======== Material for this task ========

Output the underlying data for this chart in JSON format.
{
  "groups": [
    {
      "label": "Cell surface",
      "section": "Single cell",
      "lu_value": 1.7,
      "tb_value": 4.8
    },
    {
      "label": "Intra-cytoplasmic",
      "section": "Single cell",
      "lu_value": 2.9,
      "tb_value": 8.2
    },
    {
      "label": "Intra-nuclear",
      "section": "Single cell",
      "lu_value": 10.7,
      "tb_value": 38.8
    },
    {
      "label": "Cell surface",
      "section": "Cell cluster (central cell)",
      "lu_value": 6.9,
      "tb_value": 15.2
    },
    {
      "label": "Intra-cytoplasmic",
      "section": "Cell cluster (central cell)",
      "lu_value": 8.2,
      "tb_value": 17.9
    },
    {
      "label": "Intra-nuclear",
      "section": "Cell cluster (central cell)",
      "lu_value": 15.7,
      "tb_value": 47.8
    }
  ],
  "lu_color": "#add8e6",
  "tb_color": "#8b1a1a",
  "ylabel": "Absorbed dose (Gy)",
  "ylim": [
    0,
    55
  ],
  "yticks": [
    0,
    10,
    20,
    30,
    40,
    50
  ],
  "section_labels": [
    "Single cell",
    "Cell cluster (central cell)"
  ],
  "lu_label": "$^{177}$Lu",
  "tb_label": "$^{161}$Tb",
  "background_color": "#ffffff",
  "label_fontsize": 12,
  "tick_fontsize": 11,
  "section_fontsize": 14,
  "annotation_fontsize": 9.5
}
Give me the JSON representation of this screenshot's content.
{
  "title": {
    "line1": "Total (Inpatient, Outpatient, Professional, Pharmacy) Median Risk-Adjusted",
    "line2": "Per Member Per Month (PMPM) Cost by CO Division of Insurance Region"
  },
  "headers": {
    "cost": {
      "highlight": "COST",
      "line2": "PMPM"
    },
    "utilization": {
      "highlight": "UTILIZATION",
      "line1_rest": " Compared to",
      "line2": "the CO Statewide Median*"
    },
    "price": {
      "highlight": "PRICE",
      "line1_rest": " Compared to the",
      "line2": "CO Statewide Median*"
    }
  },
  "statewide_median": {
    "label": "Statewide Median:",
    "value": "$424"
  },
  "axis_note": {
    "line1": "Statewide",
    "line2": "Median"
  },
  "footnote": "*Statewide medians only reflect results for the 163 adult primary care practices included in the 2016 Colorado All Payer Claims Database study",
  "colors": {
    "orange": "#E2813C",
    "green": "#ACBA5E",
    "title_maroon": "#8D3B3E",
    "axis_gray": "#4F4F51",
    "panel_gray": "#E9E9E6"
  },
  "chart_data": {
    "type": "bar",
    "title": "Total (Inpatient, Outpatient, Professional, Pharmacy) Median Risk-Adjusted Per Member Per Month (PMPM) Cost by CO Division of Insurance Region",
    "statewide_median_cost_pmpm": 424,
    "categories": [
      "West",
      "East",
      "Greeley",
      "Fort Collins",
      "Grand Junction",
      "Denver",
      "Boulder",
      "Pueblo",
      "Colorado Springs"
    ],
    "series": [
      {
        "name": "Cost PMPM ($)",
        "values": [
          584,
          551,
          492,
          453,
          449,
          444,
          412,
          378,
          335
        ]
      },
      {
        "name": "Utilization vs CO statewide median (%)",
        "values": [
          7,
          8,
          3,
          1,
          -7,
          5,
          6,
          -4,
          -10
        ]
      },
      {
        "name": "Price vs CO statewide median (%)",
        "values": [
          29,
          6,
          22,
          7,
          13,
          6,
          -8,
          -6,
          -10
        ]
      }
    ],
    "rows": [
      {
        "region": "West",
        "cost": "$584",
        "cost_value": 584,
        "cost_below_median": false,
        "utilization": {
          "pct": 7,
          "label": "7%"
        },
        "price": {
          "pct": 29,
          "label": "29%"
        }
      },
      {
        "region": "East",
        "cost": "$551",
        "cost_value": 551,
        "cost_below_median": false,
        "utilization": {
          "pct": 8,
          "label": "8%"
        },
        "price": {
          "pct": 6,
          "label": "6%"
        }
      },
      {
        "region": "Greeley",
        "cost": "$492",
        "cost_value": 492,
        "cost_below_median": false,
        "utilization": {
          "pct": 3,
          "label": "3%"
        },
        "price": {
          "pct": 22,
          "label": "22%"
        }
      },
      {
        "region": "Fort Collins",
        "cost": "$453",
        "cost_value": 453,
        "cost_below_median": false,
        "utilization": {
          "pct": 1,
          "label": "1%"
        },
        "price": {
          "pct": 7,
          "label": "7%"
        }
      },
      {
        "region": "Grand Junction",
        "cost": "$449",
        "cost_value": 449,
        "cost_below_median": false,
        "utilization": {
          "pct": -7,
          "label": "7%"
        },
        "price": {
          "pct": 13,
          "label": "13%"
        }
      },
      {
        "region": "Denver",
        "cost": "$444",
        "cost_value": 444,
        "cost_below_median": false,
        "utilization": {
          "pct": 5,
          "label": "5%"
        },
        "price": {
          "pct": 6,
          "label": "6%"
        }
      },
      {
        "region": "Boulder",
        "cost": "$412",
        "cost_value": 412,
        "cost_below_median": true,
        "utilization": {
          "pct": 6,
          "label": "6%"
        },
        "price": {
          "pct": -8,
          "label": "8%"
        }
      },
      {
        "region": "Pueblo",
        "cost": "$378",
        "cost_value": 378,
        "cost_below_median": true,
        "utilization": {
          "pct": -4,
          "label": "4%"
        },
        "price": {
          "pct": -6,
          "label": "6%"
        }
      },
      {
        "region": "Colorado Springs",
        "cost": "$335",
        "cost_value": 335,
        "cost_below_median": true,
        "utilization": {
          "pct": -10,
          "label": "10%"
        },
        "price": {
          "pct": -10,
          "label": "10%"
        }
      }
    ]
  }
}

========

* Problem description *
Each record must be repeated exactly as it is.

* Response to this task *
Output the underlying data for this chart in JSON format.
{
  "groups": [
    {
      "label": "Cell surface",
      "section": "Single cell",
      "lu_value": 1.7,
      "tb_value": 4.8
    },
    {
      "label": "Intra-cytoplasmic",
      "section": "Single cell",
      "lu_value": 2.9,
      "tb_value": 8.2
    },
    {
      "label": "Intra-nuclear",
      "section": "Single cell",
      "lu_value": 10.7,
      "tb_value": 38.8
    },
    {
      "label": "Cell surface",
      "section": "Cell cluster (central cell)",
      "lu_value": 6.9,
      "tb_value": 15.2
    },
    {
      "label": "Intra-cytoplasmic",
      "section": "Cell cluster (central cell)",
      "lu_value": 8.2,
      "tb_value": 17.9
    },
    {
      "label": "Intra-nuclear",
      "section": "Cell cluster (central cell)",
      "lu_value": 15.7,
      "tb_value": 47.8
    }
  ],
  "lu_color": "#add8e6",
  "tb_color": "#8b1a1a",
  "ylabel": "Absorbed dose (Gy)",
  "ylim": [
    0,
    55
  ],
  "yticks": [
    0,
    10,
    20,
    30,
    40,
    50
  ],
  "section_labels": [
    "Single cell",
    "Cell cluster (central cell)"
  ],
  "lu_label": "$^{177}$Lu",
  "tb_label": "$^{161}$Tb",
  "background_color": "#ffffff",
  "label_fontsize": 12,
  "tick_fontsize": 11,
  "section_fontsize": 14,
  "annotation_fontsize": 9.5
}
Give me the JSON representation of this screenshot's content.
{
  "title": {
    "line1": "Total (Inpatient, Outpatient, Professional, Pharmacy) Median Risk-Adjusted",
    "line2": "Per Member Per Month (PMPM) Cost by CO Division of Insurance Region"
  },
  "headers": {
    "cost": {
      "highlight": "COST",
      "line2": "PMPM"
    },
    "utilization": {
      "highlight": "UTILIZATION",
      "line1_rest": " Compared to",
      "line2": "the CO Statewide Median*"
    },
    "price": {
      "highlight": "PRICE",
      "line1_rest": " Compared to the",
      "line2": "CO Statewide Median*"
    }
  },
  "statewide_median": {
    "label": "Statewide Median:",
    "value": "$424"
  },
  "axis_note": {
    "line1": "Statewide",
    "line2": "Median"
  },
  "footnote": "*Statewide medians only reflect results for the 163 adult primary care practices included in the 2016 Colorado All Payer Claims Database study",
  "colors": {
    "orange": "#E2813C",
    "green": "#ACBA5E",
    "title_maroon": "#8D3B3E",
    "axis_gray": "#4F4F51",
    "panel_gray": "#E9E9E6"
  },
  "chart_data": {
    "type": "bar",
    "title": "Total (Inpatient, Outpatient, Professional, Pharmacy) Median Risk-Adjusted Per Member Per Month (PMPM) Cost by CO Division of Insurance Region",
    "statewide_median_cost_pmpm": 424,
    "categories": [
      "West",
      "East",
      "Greeley",
      "Fort Collins",
      "Grand Junction",
      "Denver",
      "Boulder",
      "Pueblo",
      "Colorado Springs"
    ],
    "series": [
      {
        "name": "Cost PMPM ($)",
        "values": [
          584,
          551,
          492,
          453,
          449,
          444,
          412,
          378,
          335
        ]
      },
      {
        "name": "Utilization vs CO statewide median (%)",
        "values": [
          7,
          8,
          3,
          1,
          -7,
          5,
          6,
          -4,
          -10
        ]
      },
      {
        "name": "Price vs CO statewide median (%)",
        "values": [
          29,
          6,
          22,
          7,
          13,
          6,
          -8,
          -6,
          -10
        ]
      }
    ],
    "rows": [
      {
        "region": "West",
        "cost": "$584",
        "cost_value": 584,
        "cost_below_median": false,
        "utilization": {
          "pct": 7,
          "label": "7%"
        },
        "price": {
          "pct": 29,
          "label": "29%"
        }
      },
      {
        "region": "East",
        "cost": "$551",
        "cost_value": 551,
        "cost_below_median": false,
        "utilization": {
          "pct": 8,
          "label": "8%"
        },
        "price": {
          "pct": 6,
          "label": "6%"
        }
      },
      {
        "region": "Greeley",
        "cost": "$492",
        "cost_value": 492,
        "cost_below_median": false,
        "utilization": {
          "pct": 3,
          "label": "3%"
        },
        "price": {
          "pct": 22,
          "label": "22%"
        }
      },
      {
        "region": "Fort Collins",
        "cost": "$453",
        "cost_value": 453,
        "cost_below_median": false,
        "utilization": {
          "pct": 1,
          "label": "1%"
        },
        "price": {
          "pct": 7,
          "label": "7%"
        }
      },
      {
        "region": "Grand Junction",
        "cost": "$449",
        "cost_value": 449,
        "cost_below_median": false,
        "utilization": {
          "pct": -7,
          "label": "7%"
        },
        "price": {
          "pct": 13,
          "label": "13%"
        }
      },
      {
        "region": "Denver",
        "cost": "$444",
        "cost_value": 444,
        "cost_below_median": false,
        "utilization": {
          "pct": 5,
          "label": "5%"
        },
        "price": {
          "pct": 6,
          "label": "6%"
        }
      },
      {
        "region": "Boulder",
        "cost": "$412",
        "cost_value": 412,
        "cost_below_median": true,
        "utilization": {
          "pct": 6,
          "label": "6%"
        },
        "price": {
          "pct": -8,
          "label": "8%"
        }
      },
      {
        "region": "Pueblo",
        "cost": "$378",
        "cost_value": 378,
        "cost_below_median": true,
        "utilization": {
          "pct": -4,
          "label": "4%"
        },
        "price": {
          "pct": -6,
          "label": "6%"
        }
      },
      {
        "region": "Colorado Springs",
        "cost": "$335",
        "cost_value": 335,
        "cost_below_median": true,
        "utilization": {
          "pct": -10,
          "label": "10%"
        },
        "price": {
          "pct": -10,
          "label": "10%"
        }
      }
    ]
  }
}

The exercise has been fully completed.